▶ _ÜBUNGSTEXT_:
Prof. Dr. Jörn Stitz: Virale Vektoren sind vermehrungsunfähige Viruspartikel. Vereinfacht betrachtet unterscheiden sich Vektorpartikel von Viruspartikeln, durch das Fehlen des Viruserbguts (DNS), welches wir durch Gene unserer Wahl ausgetauscht haben. Die Vektorpartikel können z.B. therapeutische Gene, die einen Gendefekt beheben – also ein "krankes Gen" ersetzen – in betroffene erkrankte Zellen im menschlichen Körper überführen. Wir sprechen hier von Genfähren in einer Gentherapie z.B. gegen Erbkrankheiten aber auch gegen eine Vielzahl von Krebsarten.

Virus-ähnliche Partikel - oder im Englischen Virus-Like Particles, kurz VLPs - sehen auch wie Viruspartikel aus, besitzen aber gar kein genetisches Material mehr. Wenn Sie so wollen, sind es leere Viruspartikel, die sich nicht vermehren können. Unser Immunsystem erkennt diese VLPs aber genauso schnell wie Viruspartikel bei einer Infektion. Daher können VLPs als Wirkstoffe in Impfstoffen verwendet werden. Diese innovativen Impfstoffe vermitteln bereits bei geringer Dosis einen sehr sicheren Impfschutz gegen Virusinfektionen.

▶ _AUFGABENSTELLUNG_:
1) Was besitzen Virus-ähnliche Partikel laut dem Text über virale Vektoren und VLPs nicht mehr?
2) Gib aus dem Text über virale Vektoren und VLPs den Abschnitt wortgetreu wieder, der mit „Virus-ähnliche Partikel - oder“ beginnt und nach „Impfschutz gegen Virusinfektionen.“ endet.
3) Schreib den Text über virale Vektoren und VLPs ab dem letzten Satz weiter.

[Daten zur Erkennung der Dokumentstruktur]
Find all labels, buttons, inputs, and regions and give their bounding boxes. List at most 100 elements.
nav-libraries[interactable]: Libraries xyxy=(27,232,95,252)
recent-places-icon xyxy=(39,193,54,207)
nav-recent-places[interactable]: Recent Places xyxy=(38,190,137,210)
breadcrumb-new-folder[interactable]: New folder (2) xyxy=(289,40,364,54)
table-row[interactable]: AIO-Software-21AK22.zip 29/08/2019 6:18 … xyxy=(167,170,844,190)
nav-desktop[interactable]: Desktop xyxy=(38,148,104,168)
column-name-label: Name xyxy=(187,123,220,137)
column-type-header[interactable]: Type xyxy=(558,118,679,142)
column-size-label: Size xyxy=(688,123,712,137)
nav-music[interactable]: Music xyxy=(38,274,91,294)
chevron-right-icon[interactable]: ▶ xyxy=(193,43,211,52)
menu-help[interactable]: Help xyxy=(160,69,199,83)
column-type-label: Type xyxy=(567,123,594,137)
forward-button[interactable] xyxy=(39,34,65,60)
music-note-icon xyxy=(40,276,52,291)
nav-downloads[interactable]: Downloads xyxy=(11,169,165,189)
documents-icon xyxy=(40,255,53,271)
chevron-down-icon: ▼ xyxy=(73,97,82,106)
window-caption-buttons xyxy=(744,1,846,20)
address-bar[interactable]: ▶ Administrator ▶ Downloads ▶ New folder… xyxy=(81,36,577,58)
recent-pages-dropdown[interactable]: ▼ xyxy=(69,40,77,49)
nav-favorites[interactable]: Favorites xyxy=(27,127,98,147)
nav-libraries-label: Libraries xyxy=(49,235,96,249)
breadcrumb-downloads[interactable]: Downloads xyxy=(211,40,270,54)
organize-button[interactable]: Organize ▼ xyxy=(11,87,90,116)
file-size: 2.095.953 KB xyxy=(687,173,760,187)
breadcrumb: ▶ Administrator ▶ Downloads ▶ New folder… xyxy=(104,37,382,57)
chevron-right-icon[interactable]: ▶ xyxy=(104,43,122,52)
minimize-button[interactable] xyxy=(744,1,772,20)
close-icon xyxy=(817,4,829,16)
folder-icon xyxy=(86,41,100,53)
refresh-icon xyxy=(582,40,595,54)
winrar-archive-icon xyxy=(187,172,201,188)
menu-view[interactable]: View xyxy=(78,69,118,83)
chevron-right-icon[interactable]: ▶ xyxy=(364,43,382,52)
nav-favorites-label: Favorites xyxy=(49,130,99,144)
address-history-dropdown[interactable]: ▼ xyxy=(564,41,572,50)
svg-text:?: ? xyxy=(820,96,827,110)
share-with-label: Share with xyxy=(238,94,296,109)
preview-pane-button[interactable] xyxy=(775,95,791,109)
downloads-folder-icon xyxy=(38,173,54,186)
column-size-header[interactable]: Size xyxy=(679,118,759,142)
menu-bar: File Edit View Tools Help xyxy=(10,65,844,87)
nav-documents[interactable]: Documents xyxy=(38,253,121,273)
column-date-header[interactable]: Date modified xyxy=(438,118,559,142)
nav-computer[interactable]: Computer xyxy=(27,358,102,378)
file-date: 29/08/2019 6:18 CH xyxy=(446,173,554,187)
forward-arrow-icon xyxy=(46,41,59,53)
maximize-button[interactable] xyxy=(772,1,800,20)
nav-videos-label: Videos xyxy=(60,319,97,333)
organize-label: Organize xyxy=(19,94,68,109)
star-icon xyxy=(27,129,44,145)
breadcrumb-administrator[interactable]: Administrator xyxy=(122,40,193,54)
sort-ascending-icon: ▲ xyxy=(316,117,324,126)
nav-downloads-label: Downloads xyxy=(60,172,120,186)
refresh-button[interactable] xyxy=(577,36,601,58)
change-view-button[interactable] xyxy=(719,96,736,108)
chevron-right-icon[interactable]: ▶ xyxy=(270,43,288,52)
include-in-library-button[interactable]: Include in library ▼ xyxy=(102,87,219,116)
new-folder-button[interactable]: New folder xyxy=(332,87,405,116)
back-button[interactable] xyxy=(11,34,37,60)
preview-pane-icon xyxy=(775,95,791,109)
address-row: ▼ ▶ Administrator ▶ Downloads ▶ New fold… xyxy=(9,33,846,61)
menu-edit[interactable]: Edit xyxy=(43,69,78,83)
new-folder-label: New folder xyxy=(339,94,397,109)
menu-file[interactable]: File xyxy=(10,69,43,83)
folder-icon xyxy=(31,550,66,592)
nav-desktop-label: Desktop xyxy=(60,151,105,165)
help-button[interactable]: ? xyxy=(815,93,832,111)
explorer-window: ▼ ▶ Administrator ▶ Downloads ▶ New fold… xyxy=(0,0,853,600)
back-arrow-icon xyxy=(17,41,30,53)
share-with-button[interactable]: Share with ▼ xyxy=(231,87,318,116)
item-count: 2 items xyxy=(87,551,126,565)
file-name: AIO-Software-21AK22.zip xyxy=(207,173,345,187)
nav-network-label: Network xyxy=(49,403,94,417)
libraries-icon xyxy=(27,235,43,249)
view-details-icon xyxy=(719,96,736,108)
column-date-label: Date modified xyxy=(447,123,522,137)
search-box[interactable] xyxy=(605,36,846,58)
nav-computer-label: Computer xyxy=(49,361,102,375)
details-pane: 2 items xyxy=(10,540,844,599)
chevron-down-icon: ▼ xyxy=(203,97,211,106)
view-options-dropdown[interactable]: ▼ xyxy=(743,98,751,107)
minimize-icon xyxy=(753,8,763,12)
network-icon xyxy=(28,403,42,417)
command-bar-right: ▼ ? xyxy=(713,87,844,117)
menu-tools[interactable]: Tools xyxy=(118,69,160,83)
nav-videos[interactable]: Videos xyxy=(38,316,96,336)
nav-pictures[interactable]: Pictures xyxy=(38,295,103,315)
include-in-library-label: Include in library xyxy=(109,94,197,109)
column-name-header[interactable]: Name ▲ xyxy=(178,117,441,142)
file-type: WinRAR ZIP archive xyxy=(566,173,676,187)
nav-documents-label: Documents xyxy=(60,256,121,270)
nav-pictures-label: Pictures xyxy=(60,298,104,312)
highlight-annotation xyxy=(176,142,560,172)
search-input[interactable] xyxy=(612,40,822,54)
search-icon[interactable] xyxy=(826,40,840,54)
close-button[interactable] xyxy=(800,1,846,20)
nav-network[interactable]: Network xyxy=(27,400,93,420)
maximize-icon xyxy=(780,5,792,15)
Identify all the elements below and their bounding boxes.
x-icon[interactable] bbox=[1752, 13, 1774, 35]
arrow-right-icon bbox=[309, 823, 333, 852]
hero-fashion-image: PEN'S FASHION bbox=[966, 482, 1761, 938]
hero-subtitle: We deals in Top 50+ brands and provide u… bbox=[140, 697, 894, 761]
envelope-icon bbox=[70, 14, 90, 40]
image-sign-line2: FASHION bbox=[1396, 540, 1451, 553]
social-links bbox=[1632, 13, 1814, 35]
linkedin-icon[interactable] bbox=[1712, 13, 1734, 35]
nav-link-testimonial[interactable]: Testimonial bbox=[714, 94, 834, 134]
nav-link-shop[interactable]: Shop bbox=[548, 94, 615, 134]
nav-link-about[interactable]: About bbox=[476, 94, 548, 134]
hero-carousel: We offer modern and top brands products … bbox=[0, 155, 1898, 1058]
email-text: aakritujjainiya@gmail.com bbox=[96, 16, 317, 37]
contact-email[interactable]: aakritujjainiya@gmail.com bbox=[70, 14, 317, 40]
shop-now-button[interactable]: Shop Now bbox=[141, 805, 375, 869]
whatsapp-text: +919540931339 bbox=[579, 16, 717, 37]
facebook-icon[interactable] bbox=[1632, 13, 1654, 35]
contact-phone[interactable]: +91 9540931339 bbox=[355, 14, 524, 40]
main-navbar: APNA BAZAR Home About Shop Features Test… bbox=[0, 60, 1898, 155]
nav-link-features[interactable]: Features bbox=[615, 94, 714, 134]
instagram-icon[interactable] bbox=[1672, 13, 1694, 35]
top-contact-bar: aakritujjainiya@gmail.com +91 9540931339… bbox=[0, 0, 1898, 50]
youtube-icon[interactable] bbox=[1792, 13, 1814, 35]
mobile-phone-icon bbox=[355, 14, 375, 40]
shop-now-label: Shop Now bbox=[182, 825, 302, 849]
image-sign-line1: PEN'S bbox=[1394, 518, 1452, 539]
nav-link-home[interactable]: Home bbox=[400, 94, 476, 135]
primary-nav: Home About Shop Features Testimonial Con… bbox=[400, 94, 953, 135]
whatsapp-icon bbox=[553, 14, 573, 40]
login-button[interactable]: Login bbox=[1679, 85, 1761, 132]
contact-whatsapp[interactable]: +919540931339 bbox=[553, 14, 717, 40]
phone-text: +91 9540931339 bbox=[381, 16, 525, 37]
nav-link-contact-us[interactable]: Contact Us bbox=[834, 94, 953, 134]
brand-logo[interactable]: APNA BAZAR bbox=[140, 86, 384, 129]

▶ _LÖSUNGEN IN REIHENFOLGE_:
1) Sie besitzen kein genetisches Material mehr.

2)
Virus-ähnliche Partikel - oder im Englischen Virus-Like Particles, kurz VLPs - sehen auch wie Viruspartikel aus, besitzen aber gar kein genetisches Material mehr. Wenn Sie so wollen, sind es leere Viruspartikel, die sich nicht vermehren können. Unser Immunsystem erkennt diese VLPs aber genauso schnell wie Viruspartikel bei einer Infektion. Daher können VLPs als Wirkstoffe in Impfstoffen verwendet werden. Diese innovativen Impfstoffe vermitteln bereits bei geringer Dosis einen sehr sicheren Impfschutz gegen Virusinfektionen.

3)
Worin liegen die Schwierigkeiten, diese so genannten Biologika der 2. Generation herzustellen? 

Stitz: Die Biotherapeutika der ersten Generation sind in aller Regel einzelne Eiweiße, also Proteine wie z.B. Insulin zur Behandlung von Diabetes. Zur biotechnologischen Herstellung muss also eine Bakterien- oder Säugetierzelle dazu gebracht werden nur eine Proteinsorte zu produzieren.

Virale Vektoren und VLPs sind als Biologika der zweiten Generation sehr viel komplexer. Sie bestehen aus zwei bis zehn oder noch mehr verschiedenen Proteinen und können zusätzlich von biologischen Membranen umhüllt sein. Es braucht also eine ganze Reihe Tricks eine Zelle dazu zu bringen diese komplizierten Partikel effizient in großen Mengen herzustellen.

Prof. Dr. Stéphan Barbe: Diese Partikel sind auch sehr empfindlich und instabil. Man muss bei der Reinigung und Konzentrierung sehr schonende Methoden verwenden sonst nehmen die Partikel Schaden und verlieren ihre medizinische Wirkung.

Was sind die Kostentreiber?

Barbe: Bei den gegenwärtig verwendeten Methoden zur Reinigung der Partikel gehen bis zu 80 Prozent und mehr der Partikel entweder während des Prozesses verloren oder werden so beschädigt, dass sie nicht mehr als Wirkstoffe in Medikamenten oder Impfstoffen zu gebrauchen sind. Das ist natürlich ein inakzeptabler Verlust. Produkternten von nur 20 Prozent sind sehr enttäuschend. Wir glauben, hier neue Wege aufzeigen zu können.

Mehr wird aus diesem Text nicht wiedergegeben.